:: Input material ::
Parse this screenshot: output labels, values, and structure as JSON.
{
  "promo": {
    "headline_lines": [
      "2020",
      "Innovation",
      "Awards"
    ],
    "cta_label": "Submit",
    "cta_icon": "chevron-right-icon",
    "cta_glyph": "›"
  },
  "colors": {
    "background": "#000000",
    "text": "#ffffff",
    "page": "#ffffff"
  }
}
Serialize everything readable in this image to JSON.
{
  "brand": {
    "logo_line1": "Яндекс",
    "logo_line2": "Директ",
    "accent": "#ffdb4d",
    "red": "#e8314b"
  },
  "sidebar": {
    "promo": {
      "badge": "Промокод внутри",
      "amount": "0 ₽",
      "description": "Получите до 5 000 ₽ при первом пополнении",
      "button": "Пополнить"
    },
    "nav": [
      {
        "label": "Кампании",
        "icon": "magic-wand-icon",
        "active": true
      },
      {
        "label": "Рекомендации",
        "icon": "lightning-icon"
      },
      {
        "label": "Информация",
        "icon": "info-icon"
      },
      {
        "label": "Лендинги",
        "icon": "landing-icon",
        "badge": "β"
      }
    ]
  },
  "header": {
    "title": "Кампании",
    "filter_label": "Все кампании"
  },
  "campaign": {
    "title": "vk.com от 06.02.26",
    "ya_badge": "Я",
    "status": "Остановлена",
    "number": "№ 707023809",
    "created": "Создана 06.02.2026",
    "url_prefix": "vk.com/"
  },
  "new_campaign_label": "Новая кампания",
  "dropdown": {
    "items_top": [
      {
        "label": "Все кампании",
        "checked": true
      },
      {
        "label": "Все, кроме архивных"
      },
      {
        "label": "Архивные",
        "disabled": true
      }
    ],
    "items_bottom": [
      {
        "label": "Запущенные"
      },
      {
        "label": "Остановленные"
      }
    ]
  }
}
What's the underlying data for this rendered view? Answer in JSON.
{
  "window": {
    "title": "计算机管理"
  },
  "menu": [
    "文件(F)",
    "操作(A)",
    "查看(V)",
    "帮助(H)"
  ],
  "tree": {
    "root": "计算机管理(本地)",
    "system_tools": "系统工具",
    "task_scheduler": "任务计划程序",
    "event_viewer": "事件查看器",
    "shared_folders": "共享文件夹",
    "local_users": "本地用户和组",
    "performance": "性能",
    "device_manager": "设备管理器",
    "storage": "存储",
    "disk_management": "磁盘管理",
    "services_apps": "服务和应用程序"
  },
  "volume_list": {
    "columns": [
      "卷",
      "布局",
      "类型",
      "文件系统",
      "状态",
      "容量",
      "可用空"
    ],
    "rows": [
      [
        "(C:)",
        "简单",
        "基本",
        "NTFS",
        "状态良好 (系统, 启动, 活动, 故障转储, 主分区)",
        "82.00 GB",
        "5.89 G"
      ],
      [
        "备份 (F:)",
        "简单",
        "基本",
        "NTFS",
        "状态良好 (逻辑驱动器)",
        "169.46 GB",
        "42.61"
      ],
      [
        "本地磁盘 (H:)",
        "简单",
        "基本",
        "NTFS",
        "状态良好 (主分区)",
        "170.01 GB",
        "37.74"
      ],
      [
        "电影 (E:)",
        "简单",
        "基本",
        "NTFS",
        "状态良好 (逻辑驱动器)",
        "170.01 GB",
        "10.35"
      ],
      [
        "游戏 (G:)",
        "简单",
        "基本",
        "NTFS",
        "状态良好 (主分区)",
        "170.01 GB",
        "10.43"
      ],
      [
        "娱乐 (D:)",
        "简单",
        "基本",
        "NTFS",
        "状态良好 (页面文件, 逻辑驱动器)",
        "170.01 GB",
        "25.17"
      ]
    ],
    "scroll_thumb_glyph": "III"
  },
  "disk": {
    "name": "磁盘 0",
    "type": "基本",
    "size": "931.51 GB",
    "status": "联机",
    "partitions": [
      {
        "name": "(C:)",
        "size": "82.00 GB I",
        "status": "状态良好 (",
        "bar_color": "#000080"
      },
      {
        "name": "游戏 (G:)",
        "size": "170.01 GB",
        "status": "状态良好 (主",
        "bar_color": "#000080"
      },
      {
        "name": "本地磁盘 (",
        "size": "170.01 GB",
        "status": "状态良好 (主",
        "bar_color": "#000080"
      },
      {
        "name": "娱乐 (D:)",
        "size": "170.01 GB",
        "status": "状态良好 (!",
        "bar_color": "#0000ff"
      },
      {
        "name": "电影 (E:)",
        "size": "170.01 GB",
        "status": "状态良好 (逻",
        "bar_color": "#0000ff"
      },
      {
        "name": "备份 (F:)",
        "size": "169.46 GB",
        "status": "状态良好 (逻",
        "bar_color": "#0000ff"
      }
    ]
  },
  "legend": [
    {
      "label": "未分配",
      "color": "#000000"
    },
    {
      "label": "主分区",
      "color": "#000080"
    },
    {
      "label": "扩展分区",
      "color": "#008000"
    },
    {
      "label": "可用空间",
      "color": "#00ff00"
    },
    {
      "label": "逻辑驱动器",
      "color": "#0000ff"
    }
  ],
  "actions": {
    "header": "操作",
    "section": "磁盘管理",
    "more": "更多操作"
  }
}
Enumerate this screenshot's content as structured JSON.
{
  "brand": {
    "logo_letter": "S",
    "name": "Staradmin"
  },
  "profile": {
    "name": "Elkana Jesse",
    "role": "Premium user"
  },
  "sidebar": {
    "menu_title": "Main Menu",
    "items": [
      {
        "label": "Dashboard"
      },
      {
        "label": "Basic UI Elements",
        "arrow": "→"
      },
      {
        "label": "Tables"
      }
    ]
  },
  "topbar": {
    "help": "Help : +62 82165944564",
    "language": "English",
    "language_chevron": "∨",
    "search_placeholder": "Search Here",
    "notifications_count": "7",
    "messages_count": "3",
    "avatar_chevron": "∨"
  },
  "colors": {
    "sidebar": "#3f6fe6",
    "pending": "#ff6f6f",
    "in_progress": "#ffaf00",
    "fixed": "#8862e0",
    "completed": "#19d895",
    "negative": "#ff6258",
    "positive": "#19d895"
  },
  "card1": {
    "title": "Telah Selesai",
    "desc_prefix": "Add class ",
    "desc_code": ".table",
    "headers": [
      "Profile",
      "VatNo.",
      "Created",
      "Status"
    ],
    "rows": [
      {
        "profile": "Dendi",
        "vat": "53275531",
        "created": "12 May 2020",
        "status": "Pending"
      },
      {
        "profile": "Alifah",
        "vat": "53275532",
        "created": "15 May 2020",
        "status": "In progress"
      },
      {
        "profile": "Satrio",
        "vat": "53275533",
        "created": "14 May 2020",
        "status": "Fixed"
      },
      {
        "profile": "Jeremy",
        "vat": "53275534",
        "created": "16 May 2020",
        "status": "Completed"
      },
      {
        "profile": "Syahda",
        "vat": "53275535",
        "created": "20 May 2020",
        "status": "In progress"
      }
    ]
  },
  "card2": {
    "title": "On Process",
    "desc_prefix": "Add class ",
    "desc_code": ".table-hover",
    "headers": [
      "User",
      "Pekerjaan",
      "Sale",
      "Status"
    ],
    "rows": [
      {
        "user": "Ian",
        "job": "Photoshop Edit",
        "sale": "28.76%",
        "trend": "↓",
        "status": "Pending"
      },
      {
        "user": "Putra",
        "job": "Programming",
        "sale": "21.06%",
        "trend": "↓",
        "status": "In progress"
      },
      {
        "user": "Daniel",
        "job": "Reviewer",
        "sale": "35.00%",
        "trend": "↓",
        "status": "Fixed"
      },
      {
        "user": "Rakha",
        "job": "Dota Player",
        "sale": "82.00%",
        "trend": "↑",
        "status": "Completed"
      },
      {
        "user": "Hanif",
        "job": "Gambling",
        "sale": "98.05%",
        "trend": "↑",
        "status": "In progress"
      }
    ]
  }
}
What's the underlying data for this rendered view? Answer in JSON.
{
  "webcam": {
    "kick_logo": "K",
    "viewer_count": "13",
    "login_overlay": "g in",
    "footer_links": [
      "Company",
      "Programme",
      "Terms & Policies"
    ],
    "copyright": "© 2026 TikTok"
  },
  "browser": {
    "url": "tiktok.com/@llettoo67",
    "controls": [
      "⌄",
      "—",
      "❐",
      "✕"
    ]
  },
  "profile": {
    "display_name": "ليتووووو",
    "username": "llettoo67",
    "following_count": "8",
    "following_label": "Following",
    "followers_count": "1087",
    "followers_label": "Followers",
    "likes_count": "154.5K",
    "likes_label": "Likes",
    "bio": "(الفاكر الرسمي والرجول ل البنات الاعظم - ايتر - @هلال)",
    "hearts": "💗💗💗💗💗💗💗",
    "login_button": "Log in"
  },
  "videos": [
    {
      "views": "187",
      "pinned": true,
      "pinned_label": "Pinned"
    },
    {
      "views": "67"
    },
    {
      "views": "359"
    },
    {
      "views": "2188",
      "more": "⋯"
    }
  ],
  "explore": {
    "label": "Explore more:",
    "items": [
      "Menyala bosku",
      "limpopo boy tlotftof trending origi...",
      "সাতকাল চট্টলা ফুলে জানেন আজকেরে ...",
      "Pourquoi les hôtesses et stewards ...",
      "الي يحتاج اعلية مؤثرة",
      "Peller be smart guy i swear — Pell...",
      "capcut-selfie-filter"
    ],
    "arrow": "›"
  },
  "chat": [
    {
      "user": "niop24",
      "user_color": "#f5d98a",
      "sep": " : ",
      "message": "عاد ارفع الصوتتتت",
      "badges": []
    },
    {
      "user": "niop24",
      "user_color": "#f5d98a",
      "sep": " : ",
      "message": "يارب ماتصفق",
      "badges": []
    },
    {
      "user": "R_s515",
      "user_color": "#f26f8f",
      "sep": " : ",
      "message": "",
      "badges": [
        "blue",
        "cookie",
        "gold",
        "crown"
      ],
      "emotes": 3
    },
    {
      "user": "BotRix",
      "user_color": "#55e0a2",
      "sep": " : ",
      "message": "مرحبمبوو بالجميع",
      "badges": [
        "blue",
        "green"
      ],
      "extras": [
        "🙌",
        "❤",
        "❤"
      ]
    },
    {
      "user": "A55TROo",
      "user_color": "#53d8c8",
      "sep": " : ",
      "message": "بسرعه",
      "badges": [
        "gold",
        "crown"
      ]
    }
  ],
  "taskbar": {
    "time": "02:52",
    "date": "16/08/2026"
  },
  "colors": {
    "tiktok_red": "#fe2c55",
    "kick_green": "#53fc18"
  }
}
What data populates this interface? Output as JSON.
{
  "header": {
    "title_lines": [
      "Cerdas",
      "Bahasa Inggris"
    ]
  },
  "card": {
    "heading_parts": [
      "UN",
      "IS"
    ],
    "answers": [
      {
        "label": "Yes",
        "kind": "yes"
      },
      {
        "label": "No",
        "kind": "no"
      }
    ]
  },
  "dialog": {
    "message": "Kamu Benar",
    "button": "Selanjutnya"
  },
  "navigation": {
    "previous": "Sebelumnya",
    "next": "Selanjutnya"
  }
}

:: Written exercise ::
Search the listing above for the string "逻辑驱动器". Copy every line that contains it.

:: Correct output ::
        "状态良好 (逻辑驱动器)",
        "状态良好 (逻辑驱动器)",
        "状态良好 (页面文件, 逻辑驱动器)",
      "label": "逻辑驱动器",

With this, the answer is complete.